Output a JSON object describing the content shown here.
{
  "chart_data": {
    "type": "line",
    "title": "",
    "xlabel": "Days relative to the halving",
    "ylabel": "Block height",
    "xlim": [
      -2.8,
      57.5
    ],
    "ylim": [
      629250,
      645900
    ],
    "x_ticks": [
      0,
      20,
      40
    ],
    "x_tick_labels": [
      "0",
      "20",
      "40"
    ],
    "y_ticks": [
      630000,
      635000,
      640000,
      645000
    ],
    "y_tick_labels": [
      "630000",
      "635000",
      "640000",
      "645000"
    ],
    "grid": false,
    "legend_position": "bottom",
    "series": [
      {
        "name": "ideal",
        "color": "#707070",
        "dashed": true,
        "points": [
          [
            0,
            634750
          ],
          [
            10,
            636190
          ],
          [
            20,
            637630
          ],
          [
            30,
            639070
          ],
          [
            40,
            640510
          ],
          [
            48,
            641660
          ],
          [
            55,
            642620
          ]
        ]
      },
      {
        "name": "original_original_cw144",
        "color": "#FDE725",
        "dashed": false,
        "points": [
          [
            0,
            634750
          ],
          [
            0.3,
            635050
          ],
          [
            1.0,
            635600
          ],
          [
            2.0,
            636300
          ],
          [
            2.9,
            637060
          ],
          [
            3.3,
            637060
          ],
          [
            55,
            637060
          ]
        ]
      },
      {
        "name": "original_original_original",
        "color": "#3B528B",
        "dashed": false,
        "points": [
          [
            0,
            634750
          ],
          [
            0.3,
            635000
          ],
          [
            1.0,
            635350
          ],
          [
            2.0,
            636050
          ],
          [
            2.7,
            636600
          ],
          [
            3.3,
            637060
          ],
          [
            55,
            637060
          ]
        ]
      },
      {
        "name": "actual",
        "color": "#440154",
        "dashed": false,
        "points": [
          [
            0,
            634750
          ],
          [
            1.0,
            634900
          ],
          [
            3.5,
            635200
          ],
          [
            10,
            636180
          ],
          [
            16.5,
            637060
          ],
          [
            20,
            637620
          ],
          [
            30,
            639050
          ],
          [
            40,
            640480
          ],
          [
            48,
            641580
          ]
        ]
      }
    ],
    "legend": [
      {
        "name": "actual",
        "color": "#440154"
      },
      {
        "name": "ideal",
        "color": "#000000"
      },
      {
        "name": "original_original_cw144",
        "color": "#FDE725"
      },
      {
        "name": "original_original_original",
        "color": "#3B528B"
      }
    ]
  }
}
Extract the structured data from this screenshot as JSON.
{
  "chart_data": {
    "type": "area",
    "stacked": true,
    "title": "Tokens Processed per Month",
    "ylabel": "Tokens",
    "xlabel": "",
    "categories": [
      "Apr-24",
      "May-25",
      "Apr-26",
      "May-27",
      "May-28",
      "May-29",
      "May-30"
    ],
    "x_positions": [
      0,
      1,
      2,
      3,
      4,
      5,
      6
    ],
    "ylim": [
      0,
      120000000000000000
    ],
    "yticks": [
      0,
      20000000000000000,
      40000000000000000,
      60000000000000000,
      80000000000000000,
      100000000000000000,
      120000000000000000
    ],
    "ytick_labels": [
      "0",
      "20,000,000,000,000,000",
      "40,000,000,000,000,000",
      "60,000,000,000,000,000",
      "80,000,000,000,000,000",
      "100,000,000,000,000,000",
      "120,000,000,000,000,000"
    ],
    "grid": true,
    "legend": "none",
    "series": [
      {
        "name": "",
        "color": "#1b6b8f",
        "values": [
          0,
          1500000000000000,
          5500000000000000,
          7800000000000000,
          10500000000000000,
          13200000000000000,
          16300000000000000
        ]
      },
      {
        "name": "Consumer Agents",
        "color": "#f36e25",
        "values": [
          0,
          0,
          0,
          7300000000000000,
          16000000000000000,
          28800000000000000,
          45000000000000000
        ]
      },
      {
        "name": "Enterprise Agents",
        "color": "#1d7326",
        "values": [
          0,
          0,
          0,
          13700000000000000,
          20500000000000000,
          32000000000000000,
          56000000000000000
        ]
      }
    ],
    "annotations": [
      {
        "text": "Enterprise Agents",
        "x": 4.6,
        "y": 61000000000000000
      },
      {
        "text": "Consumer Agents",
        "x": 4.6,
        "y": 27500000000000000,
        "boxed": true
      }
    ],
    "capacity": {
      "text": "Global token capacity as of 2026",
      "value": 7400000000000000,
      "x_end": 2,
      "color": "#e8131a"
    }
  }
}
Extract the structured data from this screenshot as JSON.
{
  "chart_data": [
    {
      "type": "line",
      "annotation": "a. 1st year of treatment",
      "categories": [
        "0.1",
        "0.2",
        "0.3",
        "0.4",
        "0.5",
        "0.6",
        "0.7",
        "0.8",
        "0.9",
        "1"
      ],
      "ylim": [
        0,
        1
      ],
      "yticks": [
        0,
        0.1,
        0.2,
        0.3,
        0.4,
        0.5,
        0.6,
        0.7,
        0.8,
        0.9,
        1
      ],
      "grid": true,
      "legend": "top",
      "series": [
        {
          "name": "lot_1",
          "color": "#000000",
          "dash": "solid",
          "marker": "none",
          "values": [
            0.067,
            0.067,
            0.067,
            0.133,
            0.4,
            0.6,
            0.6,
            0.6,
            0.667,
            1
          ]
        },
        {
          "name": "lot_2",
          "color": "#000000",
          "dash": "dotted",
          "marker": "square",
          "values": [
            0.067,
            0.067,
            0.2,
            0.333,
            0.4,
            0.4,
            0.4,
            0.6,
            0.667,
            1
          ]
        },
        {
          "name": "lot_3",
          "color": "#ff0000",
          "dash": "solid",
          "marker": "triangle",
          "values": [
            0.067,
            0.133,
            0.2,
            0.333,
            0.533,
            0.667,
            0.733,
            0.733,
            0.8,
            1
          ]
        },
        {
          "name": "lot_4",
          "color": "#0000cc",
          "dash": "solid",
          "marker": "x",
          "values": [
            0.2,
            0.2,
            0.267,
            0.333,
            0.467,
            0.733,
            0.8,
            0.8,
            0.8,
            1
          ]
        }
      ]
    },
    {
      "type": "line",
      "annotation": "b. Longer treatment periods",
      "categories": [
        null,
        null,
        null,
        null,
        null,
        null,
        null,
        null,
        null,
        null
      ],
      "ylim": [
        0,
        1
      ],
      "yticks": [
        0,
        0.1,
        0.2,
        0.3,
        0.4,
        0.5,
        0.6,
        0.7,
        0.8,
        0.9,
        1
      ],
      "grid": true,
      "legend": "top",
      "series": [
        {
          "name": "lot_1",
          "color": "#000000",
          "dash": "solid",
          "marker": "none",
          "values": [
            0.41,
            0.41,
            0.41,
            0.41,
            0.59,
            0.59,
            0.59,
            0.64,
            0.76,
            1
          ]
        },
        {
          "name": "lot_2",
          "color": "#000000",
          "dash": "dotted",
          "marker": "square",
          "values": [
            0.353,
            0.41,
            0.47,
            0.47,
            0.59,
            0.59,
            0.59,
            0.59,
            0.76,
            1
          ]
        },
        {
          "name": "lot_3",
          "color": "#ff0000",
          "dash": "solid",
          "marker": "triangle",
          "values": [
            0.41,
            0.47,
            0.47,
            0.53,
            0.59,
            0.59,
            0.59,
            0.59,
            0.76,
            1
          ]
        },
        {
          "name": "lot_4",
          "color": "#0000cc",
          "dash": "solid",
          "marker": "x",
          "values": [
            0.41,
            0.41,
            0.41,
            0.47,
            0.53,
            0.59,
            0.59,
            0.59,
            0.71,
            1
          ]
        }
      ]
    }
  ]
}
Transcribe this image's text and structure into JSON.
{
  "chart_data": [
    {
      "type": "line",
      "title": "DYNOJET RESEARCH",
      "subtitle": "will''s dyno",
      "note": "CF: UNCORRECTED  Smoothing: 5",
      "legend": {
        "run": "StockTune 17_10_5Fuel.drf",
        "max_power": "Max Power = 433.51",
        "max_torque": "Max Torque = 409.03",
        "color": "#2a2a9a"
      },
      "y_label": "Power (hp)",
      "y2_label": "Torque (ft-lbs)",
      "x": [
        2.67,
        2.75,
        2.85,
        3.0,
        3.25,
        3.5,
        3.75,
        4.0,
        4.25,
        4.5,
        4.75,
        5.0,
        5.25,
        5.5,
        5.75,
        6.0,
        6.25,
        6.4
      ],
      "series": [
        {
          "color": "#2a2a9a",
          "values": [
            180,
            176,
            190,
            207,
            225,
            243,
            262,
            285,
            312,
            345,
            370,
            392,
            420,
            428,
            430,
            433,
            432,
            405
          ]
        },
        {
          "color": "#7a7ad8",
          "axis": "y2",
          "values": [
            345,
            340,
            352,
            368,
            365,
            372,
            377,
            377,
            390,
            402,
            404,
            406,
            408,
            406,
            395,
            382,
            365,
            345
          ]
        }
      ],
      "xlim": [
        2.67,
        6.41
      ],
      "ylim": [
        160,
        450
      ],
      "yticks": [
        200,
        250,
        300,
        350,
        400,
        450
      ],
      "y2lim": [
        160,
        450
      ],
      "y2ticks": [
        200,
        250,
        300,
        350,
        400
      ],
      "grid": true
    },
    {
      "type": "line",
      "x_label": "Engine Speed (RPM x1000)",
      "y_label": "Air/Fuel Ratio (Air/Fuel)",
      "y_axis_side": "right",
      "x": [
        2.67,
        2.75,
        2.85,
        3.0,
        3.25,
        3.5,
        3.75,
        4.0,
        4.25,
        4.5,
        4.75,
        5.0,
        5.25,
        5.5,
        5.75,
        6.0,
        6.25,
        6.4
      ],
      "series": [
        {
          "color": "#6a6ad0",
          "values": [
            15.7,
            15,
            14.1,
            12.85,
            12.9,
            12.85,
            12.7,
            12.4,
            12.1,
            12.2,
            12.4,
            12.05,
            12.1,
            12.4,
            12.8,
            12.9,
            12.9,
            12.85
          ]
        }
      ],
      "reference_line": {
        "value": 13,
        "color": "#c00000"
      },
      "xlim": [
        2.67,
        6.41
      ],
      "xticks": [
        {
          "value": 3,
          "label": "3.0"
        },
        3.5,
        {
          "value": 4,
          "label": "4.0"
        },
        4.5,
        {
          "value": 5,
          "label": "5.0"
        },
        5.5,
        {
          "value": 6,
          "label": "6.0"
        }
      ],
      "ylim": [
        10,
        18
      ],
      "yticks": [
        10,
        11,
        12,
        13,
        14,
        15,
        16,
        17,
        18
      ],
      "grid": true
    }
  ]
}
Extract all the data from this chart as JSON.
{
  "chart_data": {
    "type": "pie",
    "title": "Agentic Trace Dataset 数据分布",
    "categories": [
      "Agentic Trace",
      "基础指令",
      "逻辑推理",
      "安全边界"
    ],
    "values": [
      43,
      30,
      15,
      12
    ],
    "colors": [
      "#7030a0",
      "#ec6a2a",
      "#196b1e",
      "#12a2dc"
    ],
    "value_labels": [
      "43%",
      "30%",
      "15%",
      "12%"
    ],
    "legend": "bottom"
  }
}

..............................

EXERCISE DETAILS: Above are some records. Report the number of their lines that include "Consumer", and add nothing else.

TASK RESPONSE: 2